■ **DATASET ROWS**:
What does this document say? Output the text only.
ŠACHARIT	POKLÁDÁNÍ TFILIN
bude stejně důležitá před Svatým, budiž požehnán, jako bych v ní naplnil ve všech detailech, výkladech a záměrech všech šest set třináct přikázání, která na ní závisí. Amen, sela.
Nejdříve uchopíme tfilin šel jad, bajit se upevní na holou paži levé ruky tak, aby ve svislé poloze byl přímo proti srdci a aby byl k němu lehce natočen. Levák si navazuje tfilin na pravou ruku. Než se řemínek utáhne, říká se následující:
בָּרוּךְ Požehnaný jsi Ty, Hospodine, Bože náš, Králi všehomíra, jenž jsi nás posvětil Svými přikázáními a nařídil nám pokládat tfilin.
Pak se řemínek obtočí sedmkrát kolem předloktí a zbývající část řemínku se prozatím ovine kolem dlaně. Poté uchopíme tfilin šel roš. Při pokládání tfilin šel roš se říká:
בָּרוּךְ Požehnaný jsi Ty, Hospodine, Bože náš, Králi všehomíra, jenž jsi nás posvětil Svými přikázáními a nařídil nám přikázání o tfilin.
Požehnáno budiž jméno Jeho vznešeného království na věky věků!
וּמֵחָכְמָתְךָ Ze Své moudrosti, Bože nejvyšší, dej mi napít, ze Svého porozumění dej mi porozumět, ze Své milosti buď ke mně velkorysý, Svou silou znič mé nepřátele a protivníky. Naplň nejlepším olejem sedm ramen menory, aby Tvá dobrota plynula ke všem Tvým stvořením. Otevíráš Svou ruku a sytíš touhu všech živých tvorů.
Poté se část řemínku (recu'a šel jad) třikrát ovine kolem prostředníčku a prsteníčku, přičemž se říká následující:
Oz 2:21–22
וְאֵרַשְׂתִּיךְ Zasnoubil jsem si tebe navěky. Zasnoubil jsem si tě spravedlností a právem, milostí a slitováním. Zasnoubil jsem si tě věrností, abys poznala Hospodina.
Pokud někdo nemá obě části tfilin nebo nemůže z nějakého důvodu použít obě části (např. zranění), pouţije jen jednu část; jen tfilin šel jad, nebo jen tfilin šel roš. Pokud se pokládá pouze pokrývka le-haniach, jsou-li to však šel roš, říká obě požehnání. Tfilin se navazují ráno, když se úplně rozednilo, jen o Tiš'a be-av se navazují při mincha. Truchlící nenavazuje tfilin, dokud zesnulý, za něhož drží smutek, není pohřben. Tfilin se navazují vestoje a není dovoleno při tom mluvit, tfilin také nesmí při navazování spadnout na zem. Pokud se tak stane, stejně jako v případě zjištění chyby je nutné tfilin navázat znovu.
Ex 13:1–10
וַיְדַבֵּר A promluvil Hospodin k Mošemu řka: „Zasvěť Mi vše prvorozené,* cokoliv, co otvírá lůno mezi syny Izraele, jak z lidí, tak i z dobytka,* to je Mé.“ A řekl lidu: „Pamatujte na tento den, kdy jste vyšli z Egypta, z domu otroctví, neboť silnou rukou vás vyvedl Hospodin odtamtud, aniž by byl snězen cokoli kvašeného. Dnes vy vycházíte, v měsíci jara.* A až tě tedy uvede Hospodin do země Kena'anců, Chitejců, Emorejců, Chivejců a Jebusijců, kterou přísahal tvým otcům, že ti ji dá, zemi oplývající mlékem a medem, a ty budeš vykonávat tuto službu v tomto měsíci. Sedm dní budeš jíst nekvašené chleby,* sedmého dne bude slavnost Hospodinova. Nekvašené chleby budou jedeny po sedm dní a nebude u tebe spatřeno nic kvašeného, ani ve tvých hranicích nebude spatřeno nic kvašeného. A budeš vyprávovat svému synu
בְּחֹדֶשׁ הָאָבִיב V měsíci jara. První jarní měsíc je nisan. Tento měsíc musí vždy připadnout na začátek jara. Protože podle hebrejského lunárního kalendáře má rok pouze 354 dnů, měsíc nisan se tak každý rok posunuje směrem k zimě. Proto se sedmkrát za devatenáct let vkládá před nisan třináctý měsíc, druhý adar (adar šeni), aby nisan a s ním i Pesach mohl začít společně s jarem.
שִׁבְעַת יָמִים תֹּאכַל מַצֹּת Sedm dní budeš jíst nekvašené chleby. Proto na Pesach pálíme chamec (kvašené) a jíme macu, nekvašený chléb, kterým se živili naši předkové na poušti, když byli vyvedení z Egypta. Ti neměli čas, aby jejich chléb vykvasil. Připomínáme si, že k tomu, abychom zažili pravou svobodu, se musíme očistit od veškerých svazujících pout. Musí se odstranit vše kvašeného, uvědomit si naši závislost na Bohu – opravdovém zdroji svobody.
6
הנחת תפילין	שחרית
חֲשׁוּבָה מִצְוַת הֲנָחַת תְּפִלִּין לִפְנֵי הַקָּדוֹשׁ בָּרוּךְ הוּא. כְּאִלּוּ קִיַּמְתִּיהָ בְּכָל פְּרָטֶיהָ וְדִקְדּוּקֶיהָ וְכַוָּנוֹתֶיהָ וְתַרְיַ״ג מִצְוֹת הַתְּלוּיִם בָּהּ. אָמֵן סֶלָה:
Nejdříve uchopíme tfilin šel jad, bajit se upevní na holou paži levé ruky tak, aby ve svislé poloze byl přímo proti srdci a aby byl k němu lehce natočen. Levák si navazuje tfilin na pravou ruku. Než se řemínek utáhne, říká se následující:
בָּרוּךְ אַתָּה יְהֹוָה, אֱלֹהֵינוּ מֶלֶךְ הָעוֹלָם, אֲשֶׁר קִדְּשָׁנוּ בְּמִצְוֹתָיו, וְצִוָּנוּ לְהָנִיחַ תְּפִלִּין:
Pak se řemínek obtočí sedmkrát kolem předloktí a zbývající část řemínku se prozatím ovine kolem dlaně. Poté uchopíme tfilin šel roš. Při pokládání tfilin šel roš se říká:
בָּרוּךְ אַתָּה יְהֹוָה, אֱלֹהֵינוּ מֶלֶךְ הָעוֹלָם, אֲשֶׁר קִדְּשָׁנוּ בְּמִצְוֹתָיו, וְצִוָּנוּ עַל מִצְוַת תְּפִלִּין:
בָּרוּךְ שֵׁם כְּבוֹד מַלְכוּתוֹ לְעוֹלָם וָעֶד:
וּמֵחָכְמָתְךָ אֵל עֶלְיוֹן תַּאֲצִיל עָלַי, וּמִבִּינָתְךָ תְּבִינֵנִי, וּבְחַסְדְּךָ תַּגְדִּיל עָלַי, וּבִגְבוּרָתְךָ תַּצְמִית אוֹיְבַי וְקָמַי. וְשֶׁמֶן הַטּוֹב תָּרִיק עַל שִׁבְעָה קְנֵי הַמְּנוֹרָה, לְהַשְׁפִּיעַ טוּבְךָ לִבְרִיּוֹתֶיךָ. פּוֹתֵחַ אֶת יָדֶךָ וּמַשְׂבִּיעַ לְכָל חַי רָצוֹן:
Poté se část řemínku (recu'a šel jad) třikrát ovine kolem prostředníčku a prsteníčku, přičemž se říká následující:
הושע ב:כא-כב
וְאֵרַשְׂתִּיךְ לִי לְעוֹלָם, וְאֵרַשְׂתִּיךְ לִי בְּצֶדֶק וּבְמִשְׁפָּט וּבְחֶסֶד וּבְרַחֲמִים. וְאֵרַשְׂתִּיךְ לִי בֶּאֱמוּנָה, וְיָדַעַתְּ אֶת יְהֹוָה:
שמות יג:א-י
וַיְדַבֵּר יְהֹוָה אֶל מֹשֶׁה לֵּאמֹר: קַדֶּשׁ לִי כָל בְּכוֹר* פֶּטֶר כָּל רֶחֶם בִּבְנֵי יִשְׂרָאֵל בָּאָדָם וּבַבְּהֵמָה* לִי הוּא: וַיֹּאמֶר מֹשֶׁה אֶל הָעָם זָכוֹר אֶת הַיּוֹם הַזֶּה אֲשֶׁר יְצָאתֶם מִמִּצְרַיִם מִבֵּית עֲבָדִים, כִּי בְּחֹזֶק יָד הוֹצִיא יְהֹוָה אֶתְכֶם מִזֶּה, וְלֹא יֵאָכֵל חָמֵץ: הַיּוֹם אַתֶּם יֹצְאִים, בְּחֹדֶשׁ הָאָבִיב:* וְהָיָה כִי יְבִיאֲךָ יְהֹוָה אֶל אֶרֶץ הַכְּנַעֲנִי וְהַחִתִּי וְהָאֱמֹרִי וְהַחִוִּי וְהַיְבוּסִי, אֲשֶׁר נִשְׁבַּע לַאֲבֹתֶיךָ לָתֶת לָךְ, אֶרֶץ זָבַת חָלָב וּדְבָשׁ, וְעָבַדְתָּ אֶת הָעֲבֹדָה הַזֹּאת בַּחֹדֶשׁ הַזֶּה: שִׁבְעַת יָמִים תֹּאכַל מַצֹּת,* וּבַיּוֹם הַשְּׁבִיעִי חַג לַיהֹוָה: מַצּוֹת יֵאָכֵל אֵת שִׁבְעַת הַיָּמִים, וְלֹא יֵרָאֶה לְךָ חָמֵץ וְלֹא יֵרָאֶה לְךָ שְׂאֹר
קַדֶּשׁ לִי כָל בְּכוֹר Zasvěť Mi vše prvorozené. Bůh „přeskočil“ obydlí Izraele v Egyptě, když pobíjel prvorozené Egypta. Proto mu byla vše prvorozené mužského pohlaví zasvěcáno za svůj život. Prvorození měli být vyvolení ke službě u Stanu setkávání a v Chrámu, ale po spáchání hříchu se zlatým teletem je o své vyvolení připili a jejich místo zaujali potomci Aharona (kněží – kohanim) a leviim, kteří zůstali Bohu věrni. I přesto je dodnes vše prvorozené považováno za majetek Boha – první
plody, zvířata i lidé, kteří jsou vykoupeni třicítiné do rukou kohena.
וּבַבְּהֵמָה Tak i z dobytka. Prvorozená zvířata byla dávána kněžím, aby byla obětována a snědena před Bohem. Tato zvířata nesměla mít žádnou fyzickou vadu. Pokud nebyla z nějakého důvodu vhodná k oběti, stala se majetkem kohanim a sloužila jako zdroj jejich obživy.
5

...

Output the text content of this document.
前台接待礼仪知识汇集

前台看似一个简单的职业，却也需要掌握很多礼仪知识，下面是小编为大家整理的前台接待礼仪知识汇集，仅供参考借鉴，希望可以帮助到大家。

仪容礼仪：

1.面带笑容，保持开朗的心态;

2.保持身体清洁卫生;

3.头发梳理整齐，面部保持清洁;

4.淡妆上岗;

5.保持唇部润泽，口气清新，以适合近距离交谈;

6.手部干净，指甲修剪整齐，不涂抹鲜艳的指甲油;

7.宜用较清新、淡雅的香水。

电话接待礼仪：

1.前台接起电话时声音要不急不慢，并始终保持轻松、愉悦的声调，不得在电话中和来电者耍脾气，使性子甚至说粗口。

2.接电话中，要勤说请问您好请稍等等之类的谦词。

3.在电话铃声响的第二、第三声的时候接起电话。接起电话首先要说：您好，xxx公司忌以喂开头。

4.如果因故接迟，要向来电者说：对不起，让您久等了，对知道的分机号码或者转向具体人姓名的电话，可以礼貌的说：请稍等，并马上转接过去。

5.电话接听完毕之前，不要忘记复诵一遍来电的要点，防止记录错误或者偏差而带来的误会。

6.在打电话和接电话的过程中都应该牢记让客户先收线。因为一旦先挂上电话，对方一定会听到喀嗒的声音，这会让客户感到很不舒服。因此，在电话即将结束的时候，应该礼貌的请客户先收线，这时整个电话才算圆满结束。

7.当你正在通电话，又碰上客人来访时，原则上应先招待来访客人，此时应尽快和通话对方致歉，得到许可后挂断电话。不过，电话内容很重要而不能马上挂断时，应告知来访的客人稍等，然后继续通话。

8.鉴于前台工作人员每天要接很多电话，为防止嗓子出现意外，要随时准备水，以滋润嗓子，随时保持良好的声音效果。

==

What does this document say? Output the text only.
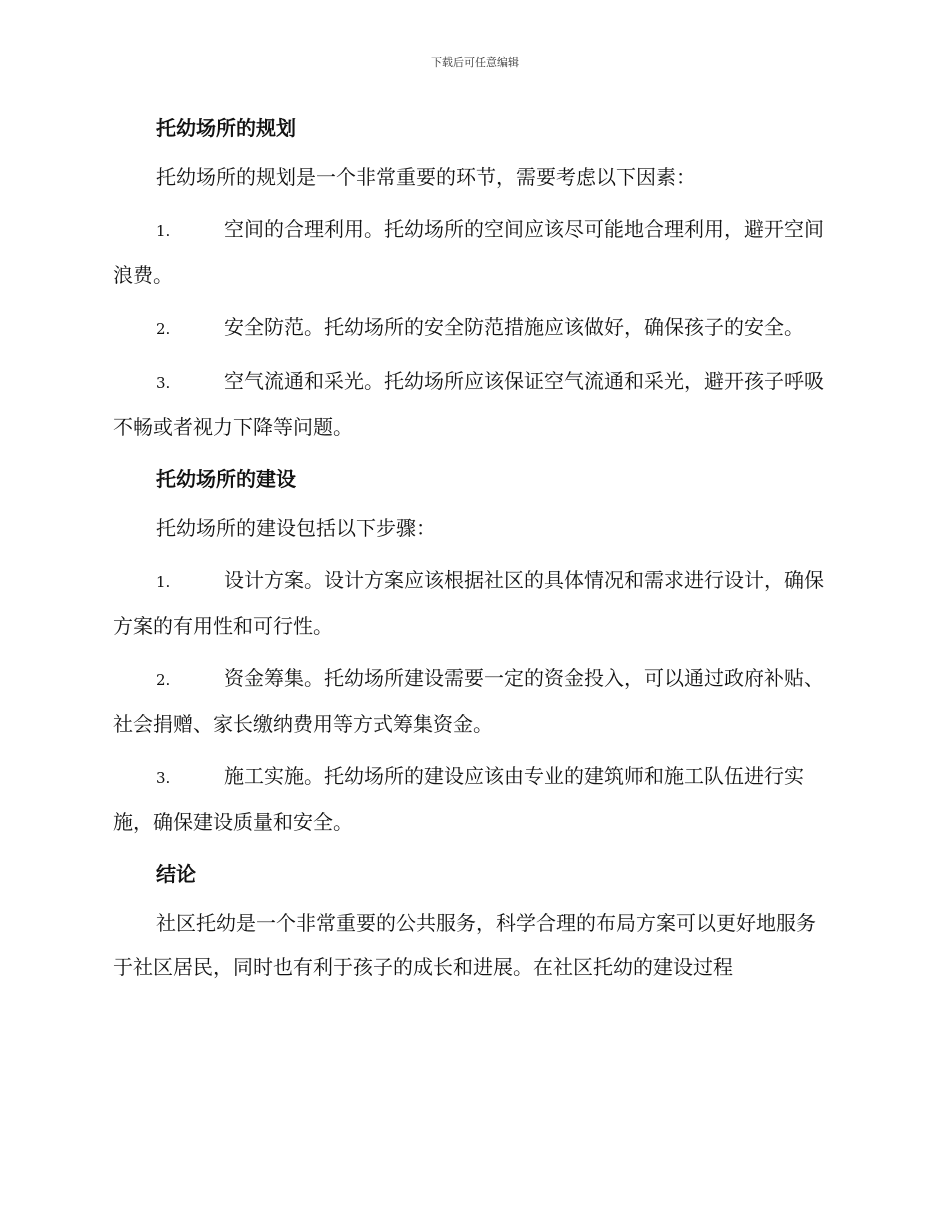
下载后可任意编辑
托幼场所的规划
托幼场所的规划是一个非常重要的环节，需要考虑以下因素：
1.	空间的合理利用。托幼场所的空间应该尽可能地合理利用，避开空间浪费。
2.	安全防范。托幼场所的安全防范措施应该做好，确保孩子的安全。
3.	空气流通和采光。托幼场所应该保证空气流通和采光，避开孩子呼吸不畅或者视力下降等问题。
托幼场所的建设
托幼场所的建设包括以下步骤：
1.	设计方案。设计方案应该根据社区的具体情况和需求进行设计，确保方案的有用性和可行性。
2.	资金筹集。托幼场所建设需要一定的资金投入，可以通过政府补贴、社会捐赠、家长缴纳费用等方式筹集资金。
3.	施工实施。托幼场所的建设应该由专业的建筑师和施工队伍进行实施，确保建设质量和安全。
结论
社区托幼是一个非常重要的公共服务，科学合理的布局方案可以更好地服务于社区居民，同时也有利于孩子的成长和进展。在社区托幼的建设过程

■ **BRIEF**: Extract, from the listing above, every line where the string "budeš" occurs.

■ **COMPLETED EXERCISE**:
וַיְדַבֵּר A promluvil Hospodin k Mošemu řka: „Zasvěť Mi vše prvorozené,* cokoliv, co otvírá lůno mezi syny Izraele, jak z lidí, tak i z dobytka,* to je Mé.“ A řekl lidu: „Pamatujte na tento den, kdy jste vyšli z Egypta, z domu otroctví, neboť silnou rukou vás vyvedl Hospodin odtamtud, aniž by byl snězen cokoli kvašeného. Dnes vy vycházíte, v měsíci jara.* A až tě tedy uvede Hospodin do země Kena'anců, Chitejců, Emorejců, Chivejců a Jebusijců, kterou přísahal tvým otcům, že ti ji dá, zemi oplývající mlékem a medem, a ty budeš vykonávat tuto službu v tomto měsíci. Sedm dní budeš jíst nekvašené chleby,* sedmého dne bude slavnost Hospodinova. Nekvašené chleby budou jedeny po sedm dní a nebude u tebe spatřeno nic kvašeného, ani ve tvých hranicích nebude spatřeno nic kvašeného. A budeš vyprávovat svému synu
שִׁבְעַת יָמִים תֹּאכַל מַצֹּת Sedm dní budeš jíst nekvašené chleby. Proto na Pesach pálíme chamec (kvašené) a jíme macu, nekvašený chléb, kterým se živili naši předkové na poušti, když byli vyvedení z Egypta. Ti neměli čas, aby jejich chléb vykvasil. Připomínáme si, že k tomu, abychom zažili pravou svobodu, se musíme očistit od veškerých svazujících pout. Musí se odstranit vše kvašeného, uvědomit si naši závislost na Bohu – opravdovém zdroji svobody.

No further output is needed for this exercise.